> _What is asked_:
Give the data again, word for word.

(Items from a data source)

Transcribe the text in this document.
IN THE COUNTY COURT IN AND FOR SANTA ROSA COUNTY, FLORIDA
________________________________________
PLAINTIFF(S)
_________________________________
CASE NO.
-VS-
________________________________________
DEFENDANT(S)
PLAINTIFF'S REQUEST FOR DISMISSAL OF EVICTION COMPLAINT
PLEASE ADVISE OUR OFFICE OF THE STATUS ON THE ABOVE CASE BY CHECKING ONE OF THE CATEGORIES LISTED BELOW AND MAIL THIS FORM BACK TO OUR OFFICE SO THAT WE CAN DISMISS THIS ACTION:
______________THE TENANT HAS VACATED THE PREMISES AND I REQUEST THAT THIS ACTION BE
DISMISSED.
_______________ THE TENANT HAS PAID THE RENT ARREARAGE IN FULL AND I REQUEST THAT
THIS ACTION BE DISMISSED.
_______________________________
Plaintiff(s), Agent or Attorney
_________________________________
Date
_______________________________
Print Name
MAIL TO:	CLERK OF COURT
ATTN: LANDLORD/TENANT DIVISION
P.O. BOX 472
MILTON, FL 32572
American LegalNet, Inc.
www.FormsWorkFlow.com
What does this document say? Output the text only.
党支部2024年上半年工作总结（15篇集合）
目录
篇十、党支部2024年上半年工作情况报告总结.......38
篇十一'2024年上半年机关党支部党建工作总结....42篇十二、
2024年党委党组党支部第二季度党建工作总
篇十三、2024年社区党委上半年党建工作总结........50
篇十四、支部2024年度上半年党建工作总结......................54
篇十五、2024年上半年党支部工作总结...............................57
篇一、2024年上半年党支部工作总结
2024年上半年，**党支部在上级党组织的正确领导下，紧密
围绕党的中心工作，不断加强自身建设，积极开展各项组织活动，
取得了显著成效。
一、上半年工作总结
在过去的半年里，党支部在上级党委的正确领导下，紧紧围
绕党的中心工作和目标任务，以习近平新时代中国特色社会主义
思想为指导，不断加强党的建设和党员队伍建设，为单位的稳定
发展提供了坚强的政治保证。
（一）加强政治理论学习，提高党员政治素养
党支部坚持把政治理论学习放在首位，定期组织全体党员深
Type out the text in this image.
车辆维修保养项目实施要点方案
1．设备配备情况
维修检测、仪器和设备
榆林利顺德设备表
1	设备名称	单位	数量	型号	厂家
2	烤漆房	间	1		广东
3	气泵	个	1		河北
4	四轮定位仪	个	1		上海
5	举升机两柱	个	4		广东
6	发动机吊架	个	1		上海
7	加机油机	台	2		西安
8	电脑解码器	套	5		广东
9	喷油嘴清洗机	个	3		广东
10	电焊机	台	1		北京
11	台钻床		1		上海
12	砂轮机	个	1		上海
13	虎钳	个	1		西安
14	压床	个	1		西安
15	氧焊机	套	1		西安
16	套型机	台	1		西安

> _Finished answer_:
Transcribe the text in this document.
IN THE COUNTY COURT IN AND FOR SANTA ROSA COUNTY, FLORIDA
________________________________________
PLAINTIFF(S)
_________________________________
CASE NO.
-VS-
________________________________________
DEFENDANT(S)
PLAINTIFF'S REQUEST FOR DISMISSAL OF EVICTION COMPLAINT
PLEASE ADVISE OUR OFFICE OF THE STATUS ON THE ABOVE CASE BY CHECKING ONE OF THE CATEGORIES LISTED BELOW AND MAIL THIS FORM BACK TO OUR OFFICE SO THAT WE CAN DISMISS THIS ACTION:
______________THE TENANT HAS VACATED THE PREMISES AND I REQUEST THAT THIS ACTION BE
DISMISSED.
_______________ THE TENANT HAS PAID THE RENT ARREARAGE IN FULL AND I REQUEST THAT
THIS ACTION BE DISMISSED.
_______________________________
Plaintiff(s), Agent or Attorney
_________________________________
Date
_______________________________
Print Name
MAIL TO:	CLERK OF COURT
ATTN: LANDLORD/TENANT DIVISION
P.O. BOX 472
MILTON, FL 32572
American LegalNet, Inc.
www.FormsWorkFlow.com
What does this document say? Output the text only.
党支部2024年上半年工作总结（15篇集合）
目录
篇十、党支部2024年上半年工作情况报告总结.......38
篇十一'2024年上半年机关党支部党建工作总结....42篇十二、
2024年党委党组党支部第二季度党建工作总
篇十三、2024年社区党委上半年党建工作总结........50
篇十四、支部2024年度上半年党建工作总结......................54
篇十五、2024年上半年党支部工作总结...............................57
篇一、2024年上半年党支部工作总结
2024年上半年，**党支部在上级党组织的正确领导下，紧密
围绕党的中心工作，不断加强自身建设，积极开展各项组织活动，
取得了显著成效。
一、上半年工作总结
在过去的半年里，党支部在上级党委的正确领导下，紧紧围
绕党的中心工作和目标任务，以习近平新时代中国特色社会主义
思想为指导，不断加强党的建设和党员队伍建设，为单位的稳定
发展提供了坚强的政治保证。
（一）加强政治理论学习，提高党员政治素养
党支部坚持把政治理论学习放在首位，定期组织全体党员深
Type out the text in this image.
车辆维修保养项目实施要点方案
1．设备配备情况
维修检测、仪器和设备
榆林利顺德设备表
1	设备名称	单位	数量	型号	厂家
2	烤漆房	间	1		广东
3	气泵	个	1		河北
4	四轮定位仪	个	1		上海
5	举升机两柱	个	4		广东
6	发动机吊架	个	1		上海
7	加机油机	台	2		西安
8	电脑解码器	套	5		广东
9	喷油嘴清洗机	个	3		广东
10	电焊机	台	1		北京
11	台钻床		1		上海
12	砂轮机	个	1		上海
13	虎钳	个	1		西安
14	压床	个	1		西安
15	氧焊机	套	1		西安
16	套型机	台	1		西安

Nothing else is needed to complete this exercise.